**Extract to read**

Plaintiff's counsel alleges that he incurred $11,200.00*fn3
in attorney's fees and costs, directly related to Defendant's
improper removal, and has submitted an application detailing these
expenses. (Levy Reply Decl. Exh. A.) Defendant raises several
objections to the application.
First, Defendant argues that awards of attorneys' fees and costs under 28 U.S.C. § 1447(c) typically amount to a few thousand dollars, "not the ten thousand dollar award sought by Plaintiff." (See Def. Mem. at 4.) However, Defendant does not cite to any rule capping fees at a particular amount. Instead, Defendant simply cites to four decisions granting awards in the $5,000-$7,000 range, and omits any reference to decisions granting awards similar to, or higher than, the one being sought by Plaintiff. See e.g, Citigroup, Inc. v. Wachovia Corp., 613 F.Supp.2d 485, 497 (S.D.N.Y. 2009) (awarding $10,000 in attorneys' fees after it was clear that defendant was on notice that plaintiff's complaint raised no federal question, yet, defendant proceeded to remove the action and oppose remand); Alveranga v. Winston, No. 04 Civ. 4356, 2007 WL 595069 (E.D.N.Y. Feb. 22, 2007) (awarding plaintiff $10,767.60 in fees and costs pursuant to § 1447(c)).
Next, Defendant objects to some of the entries on Plaintiff's application for fees and costs as being "block billed" and "duplicative," and objects to other entries as work "that could have been performed by an associate or a paralegal," or work that "would not be considered attorneys' fees and not billed to the client as such." (Def. Mem. at 6-7.)

Bounding box entries:
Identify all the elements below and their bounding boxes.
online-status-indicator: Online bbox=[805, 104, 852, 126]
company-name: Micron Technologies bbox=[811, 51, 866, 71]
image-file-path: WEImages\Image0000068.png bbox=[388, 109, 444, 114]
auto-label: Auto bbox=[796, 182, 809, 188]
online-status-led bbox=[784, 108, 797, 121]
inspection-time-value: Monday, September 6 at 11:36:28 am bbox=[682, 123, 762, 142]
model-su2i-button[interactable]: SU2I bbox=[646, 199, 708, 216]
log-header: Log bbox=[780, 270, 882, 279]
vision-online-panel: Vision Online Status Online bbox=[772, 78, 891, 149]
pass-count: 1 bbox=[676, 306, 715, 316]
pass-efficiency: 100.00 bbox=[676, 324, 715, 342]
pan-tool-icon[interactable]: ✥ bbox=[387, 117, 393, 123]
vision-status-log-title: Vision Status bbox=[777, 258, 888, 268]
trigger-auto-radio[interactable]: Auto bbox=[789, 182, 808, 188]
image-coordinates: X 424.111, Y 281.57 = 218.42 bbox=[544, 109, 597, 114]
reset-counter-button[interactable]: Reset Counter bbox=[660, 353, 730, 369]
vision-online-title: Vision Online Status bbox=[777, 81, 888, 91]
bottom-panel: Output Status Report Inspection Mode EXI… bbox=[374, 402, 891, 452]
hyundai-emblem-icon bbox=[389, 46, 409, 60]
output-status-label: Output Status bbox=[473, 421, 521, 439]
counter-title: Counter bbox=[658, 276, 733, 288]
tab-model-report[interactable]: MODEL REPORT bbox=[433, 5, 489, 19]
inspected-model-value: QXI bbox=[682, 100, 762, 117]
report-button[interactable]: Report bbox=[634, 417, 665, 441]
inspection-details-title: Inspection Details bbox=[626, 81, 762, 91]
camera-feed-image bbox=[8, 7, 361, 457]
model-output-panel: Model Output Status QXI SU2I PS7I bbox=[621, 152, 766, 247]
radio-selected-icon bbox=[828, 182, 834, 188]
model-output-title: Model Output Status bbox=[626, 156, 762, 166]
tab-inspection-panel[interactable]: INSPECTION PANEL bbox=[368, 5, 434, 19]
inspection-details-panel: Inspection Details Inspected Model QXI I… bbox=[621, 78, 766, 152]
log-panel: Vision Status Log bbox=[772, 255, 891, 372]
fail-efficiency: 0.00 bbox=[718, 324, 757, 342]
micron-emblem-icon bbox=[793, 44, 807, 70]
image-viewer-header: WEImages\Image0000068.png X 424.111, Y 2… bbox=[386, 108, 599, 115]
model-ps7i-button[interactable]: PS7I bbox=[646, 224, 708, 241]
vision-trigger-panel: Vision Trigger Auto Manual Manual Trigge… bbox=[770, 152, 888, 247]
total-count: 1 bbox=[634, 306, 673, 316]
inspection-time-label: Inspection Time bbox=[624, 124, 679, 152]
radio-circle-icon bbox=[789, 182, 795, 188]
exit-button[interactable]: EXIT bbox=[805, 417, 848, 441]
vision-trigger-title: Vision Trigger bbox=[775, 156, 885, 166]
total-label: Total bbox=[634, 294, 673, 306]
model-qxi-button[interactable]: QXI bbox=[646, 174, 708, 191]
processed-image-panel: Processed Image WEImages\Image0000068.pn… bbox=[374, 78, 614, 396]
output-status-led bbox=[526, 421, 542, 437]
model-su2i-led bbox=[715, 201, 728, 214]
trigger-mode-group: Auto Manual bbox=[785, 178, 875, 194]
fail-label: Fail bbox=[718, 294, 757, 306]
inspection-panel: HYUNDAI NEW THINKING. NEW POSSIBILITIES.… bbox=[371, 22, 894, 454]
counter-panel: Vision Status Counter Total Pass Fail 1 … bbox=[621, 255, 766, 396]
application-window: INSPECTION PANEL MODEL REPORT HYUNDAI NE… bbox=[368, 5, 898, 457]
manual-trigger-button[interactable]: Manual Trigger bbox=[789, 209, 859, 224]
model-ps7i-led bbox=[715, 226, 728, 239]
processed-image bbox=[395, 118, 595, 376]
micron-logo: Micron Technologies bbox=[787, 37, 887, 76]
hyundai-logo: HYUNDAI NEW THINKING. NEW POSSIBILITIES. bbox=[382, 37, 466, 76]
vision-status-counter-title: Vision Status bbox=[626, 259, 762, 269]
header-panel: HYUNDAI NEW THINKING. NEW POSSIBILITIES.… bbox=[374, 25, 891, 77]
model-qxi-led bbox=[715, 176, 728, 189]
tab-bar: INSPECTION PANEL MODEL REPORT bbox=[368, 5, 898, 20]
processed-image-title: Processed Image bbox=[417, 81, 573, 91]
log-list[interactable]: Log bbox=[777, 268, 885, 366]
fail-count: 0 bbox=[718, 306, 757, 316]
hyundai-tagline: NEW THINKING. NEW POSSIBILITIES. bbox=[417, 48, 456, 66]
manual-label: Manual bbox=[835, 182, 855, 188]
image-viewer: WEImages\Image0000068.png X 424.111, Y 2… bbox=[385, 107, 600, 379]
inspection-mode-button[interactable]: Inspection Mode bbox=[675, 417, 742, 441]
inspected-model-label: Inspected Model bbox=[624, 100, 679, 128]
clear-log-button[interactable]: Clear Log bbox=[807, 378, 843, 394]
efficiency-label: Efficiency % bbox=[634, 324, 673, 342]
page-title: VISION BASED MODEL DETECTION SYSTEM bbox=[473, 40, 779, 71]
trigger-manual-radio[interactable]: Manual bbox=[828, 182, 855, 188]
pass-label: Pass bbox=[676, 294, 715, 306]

**Task requirements**
In the excerpt on attorney's fees, the final paragraph gives the Defendant's objections to entries in the Plaintiff's fee application. List each objection it names.

**Final result**
- Entries that are "block billed"
- Entries that are "duplicative"
- Work "that could have been performed by an associate or a paralegal"
- Work that "would not be considered attorneys' fees and not billed to the client as such"